ЗАДАНИЕ 1: Сколько примерно изменений внесли в УК РСФСР 1922 г., если верить фрагменту о советском уголовном законодательстве?
ЗАДАНИЕ 2: Продолжите фрагмент о советском уголовном законодательстве, начав сразу после его последнего предложения.

ИСХОДНЫЙ ФРАГМЕНТ:
□ □ □ □
Советский правотворческий опыт в сфере уголовного законодательства резко отличается от дореволюционного. Законодатель не заботился о стабильности уголовного закона, а превратил его в рабочий инструмент для решения текущих политических и социально-экономических задач. Так, за небольшой срок действия первого советского уголовного кодекса (УК РСФСР 1922 г.) в него (до применения заменившего его УК РСФСР 1926 г.) было внесено примерно 80 изменений (по количеству вновь принятых законодательных актов уголовно-правового характера). Но это было лишь начало. Интенсивность изменений УК РСФСР 1926 г. значительно превышала таковые в предыдущем Кодексе. Вот как это выглядело в разбивке по годам: 1926-1929 гг. - 92 уголовно-правовых акта РСФСР и СССР; в 1930-1933 гг. - соответственно 40 и 40; в 1934-1937 гг. - 26 и 42; в 1938-1941 гг. - 4 и 23; 1941-1945 гг. - 10 общесоюзных актов; 1945 (после войны) - 1948 гг. - 0 и 9; 1948-1953 гг. - 2 и 4; с 1954 г. законодатель вернулся к довоенной практике постоянного (перманентного) внесения многочисленных изменений в уголовное законодательство. Но такой интенсивности, такого "динамизма" уголовного законодательства, как в настоящее время, в истории Отечества еще не было. Тут безусловная "пальма первенства" - за нынешней властью. Но "опыт" "кройки и шитья" Уголовного кодекса заимствован именно из советских времен. Советский законодатель превратил уголовный закон в постоянный (ежегодно, а порой и ежемесячно) рабочий инструмент достижения своих политических и социально-экономических целей. При этом уголовное право рассматривалось как необходимый инструмент насилия и принуждения (что вполне вытекало из марксистско-ленинских основ построения социализма). В тоталитарном государстве это вполне срабатывало. Именно с помощью уголовного права Сталин и партийная верхушка решили задачу ускоренной коллективизации сельского хозяйства и столь же ускоренной индустриализации, а также подавления малейших ростков оппозиции. И весь так называемый "большой террор" 1930-х гг. был оформлен с помощью выстроенного под это уголовного и уголовно-процессуального права. Все это было возможно лишь в рамках тоталитарного государства. И уже первые проявления хрущевской "оттепели" (начиная с его антисталинского доклада на XX съезде КПСС) дали "трещину" в выстроенном "саркофаге" тоталитаризма, а свобода горбачевской перестройки "добила" его совсем.
□ □ □ □
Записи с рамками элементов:
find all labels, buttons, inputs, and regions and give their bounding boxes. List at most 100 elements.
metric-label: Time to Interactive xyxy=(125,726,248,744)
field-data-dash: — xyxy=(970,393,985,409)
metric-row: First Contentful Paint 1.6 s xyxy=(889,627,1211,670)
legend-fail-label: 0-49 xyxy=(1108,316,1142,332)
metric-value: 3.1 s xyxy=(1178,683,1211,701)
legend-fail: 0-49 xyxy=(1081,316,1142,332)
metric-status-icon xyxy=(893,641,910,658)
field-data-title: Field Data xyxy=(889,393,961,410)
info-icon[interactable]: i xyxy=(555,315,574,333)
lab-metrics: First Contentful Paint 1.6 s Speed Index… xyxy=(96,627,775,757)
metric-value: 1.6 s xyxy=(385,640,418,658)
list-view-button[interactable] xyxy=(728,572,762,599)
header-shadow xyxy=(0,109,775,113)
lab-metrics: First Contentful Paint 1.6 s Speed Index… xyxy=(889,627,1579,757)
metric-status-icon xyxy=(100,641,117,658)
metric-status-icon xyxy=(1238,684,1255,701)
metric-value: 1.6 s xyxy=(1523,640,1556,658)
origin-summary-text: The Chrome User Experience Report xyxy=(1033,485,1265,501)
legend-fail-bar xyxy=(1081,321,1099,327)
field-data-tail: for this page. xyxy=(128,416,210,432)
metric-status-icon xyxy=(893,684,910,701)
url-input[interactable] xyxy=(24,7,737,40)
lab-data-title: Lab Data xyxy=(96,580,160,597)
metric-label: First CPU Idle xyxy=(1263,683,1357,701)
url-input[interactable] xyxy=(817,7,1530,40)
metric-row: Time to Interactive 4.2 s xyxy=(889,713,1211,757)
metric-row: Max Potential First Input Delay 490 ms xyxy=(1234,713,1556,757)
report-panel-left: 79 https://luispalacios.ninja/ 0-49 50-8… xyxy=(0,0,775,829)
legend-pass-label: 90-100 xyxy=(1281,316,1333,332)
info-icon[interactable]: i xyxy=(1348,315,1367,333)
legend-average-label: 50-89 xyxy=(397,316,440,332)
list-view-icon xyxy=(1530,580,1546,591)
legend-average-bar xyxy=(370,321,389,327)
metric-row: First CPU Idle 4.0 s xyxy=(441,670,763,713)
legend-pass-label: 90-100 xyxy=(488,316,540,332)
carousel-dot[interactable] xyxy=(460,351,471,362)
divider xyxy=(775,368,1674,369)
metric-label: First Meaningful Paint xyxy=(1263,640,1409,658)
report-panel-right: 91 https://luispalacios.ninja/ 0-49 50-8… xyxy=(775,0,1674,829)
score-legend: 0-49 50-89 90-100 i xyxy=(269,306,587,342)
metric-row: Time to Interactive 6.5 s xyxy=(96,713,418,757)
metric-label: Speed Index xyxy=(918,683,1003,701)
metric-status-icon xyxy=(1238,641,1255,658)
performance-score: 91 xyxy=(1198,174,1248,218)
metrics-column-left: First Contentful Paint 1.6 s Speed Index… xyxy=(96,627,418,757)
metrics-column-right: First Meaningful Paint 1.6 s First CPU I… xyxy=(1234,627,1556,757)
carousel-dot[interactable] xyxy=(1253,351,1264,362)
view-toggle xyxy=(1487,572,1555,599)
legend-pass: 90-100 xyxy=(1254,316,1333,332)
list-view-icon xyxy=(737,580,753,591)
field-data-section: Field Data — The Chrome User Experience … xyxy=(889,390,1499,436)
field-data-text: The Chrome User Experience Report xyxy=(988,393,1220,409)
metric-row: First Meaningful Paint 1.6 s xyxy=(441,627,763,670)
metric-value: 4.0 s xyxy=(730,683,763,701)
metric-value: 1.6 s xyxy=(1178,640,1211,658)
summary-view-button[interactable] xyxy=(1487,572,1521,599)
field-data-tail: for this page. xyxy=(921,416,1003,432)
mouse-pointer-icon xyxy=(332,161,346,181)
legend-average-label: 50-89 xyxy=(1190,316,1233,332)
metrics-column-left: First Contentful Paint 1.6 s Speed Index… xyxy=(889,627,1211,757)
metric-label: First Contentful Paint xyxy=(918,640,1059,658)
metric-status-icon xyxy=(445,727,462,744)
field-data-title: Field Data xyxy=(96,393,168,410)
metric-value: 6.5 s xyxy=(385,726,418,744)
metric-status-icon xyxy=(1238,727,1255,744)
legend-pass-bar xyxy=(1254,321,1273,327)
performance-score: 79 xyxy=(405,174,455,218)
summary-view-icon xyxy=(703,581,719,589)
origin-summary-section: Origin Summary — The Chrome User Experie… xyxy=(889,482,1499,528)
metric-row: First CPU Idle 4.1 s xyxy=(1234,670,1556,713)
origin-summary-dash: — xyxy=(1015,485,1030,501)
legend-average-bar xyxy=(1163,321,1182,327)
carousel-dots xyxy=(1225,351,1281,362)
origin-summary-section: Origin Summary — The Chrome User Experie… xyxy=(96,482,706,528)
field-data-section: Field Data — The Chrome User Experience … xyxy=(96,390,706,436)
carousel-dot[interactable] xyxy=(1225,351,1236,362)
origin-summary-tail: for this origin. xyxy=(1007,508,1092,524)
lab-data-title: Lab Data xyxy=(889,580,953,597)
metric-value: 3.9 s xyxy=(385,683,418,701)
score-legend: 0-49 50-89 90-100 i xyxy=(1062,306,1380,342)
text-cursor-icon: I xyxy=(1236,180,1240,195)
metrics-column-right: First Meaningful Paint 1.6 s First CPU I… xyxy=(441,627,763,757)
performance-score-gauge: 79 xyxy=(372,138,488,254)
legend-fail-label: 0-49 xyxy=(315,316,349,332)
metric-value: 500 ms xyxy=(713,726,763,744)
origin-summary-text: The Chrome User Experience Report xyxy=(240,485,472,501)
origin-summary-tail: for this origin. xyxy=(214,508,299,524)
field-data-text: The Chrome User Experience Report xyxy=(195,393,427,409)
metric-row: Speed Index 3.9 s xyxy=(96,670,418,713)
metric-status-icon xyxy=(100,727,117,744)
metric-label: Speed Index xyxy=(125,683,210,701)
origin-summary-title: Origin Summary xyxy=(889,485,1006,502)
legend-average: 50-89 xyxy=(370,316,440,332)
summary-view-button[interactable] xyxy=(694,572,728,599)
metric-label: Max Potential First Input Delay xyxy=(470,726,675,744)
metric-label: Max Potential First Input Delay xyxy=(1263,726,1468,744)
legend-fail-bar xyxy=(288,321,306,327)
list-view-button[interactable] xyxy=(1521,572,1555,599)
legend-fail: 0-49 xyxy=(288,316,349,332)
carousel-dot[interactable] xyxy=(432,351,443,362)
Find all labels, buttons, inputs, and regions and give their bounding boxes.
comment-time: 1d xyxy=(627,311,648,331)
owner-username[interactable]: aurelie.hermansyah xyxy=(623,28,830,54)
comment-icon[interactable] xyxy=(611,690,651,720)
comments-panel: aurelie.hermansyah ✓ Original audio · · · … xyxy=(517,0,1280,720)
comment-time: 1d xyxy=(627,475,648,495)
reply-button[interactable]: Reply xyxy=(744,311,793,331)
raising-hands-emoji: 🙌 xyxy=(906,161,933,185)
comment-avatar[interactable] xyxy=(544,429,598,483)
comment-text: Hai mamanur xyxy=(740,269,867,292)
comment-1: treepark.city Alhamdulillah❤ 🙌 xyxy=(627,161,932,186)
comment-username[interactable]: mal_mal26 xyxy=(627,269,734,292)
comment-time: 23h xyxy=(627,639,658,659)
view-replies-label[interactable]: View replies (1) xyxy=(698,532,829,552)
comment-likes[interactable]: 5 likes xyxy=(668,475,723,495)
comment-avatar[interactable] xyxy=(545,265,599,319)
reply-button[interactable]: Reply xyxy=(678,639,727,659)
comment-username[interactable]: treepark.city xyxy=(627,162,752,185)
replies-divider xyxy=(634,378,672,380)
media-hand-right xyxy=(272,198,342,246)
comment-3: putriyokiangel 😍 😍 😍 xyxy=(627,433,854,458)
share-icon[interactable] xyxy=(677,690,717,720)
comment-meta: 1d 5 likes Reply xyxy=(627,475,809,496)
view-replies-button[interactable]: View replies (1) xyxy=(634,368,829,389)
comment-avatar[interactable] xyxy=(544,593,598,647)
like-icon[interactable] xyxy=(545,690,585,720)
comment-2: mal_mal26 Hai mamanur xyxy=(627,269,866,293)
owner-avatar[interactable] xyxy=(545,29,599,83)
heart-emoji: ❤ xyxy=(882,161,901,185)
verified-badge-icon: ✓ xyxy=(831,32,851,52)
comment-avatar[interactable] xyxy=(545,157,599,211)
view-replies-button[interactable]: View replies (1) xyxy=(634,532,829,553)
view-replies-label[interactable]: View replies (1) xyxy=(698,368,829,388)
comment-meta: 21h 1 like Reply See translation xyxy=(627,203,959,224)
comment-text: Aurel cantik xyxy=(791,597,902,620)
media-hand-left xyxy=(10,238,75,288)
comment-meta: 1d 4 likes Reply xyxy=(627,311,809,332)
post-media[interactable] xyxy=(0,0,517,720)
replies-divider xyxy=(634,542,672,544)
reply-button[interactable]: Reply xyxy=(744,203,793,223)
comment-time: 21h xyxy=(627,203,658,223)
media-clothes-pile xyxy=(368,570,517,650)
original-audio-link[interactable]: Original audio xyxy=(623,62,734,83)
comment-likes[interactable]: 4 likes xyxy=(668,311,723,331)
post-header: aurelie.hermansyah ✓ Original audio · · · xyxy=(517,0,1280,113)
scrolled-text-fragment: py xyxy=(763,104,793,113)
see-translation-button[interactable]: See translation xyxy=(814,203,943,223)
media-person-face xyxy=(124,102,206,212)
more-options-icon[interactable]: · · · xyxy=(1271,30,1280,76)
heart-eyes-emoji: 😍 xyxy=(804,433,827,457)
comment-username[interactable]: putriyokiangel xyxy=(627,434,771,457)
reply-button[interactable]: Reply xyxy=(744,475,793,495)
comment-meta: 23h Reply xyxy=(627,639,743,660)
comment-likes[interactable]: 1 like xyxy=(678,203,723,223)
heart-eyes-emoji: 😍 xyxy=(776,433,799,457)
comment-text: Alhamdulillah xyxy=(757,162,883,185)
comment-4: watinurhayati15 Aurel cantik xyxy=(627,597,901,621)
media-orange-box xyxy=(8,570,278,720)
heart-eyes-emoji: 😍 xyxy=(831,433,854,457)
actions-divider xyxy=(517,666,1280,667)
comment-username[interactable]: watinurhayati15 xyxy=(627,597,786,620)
□ □ □ □
ОЖИДАЕМЫЙ ОТВЕТ 1: Примерно 80 изменений.

ОЖИДАЕМЫЙ ОТВЕТ 2:
Правда, справедливости ради, следует сказать, что истинными "пионерами" использования уголовного права в качестве рабочего инструмента для решения важнейших политических и социально-экономических задач, стоящих перед государством, были все-таки не большевики. Все началось с Временного правительства, созданного в результате Февральской революции 1917 г. Оно пыталось принятием уголовных законов предупредить и пресечь погромы анархистски настроенной части народных масс и в конечном счете приход к власти большевиков. Суровые уголовно-правовые санкции за забастовки железнодорожников, за спекуляцию (в особенности продуктами), за публичные призывы к погромам и даже (!) за "появление в публичном месте в состоянии опьянения", увы, не смогли (да и не могли) предотвратить следующую революцию, или переворот, происшедший в октябре 1917 г. "Опыт" Временного правительства почти в точности повторил М.С. Горбачев. В последний год "перестройки" были приняты достаточно суровые уголовные законы, например Закон "Об ответственности за нарушение единства территории Союза ССР" и другие в этом же направлении уголовно-правовые акты, разумеется, не сумевшие предотвратить распада Союза ССР (сближает тех и других законодателей и принятие ими антиалкогольного законодательства).
В связи с этим любой законодатель должен твердо усвоить реальные "возможности" уголовного закона как инструмента для достижения политических и социально-экономических целей.
В каком направлении предлагается реформировать действующий УК РФ? Вот одно из них. У всех "на слуху" критика верховной властью судебной практики, "злоупотребляющей" назначением наказания в виде лишения свободы за преступления небольшой тяжести*(5). Да, такой "грех" у судов имелся и имеется. Но какой же законодательный вывод из него был сделан? Да самый простой. Был принят Федеральный закон от 7 марта 2011 г. N 26-ФЗ*(6), отменивший нижние пределы наказания в виде лишения свободы за преступления, предусмотренные примерно 70 статьями Особенной части УК, в том числе и за некоторые тяжкие и особо тяжкие преступления. И теперь, например, за "групповой и вооруженный" разбой законным наказание будет в два месяца лишения свободы (!). В связи с этим в этой статье речь пойдет о другом аспекте судебной практики, на наш взгляд, не менее ошибочном, но почему-то не привлекающем внимание специалистов.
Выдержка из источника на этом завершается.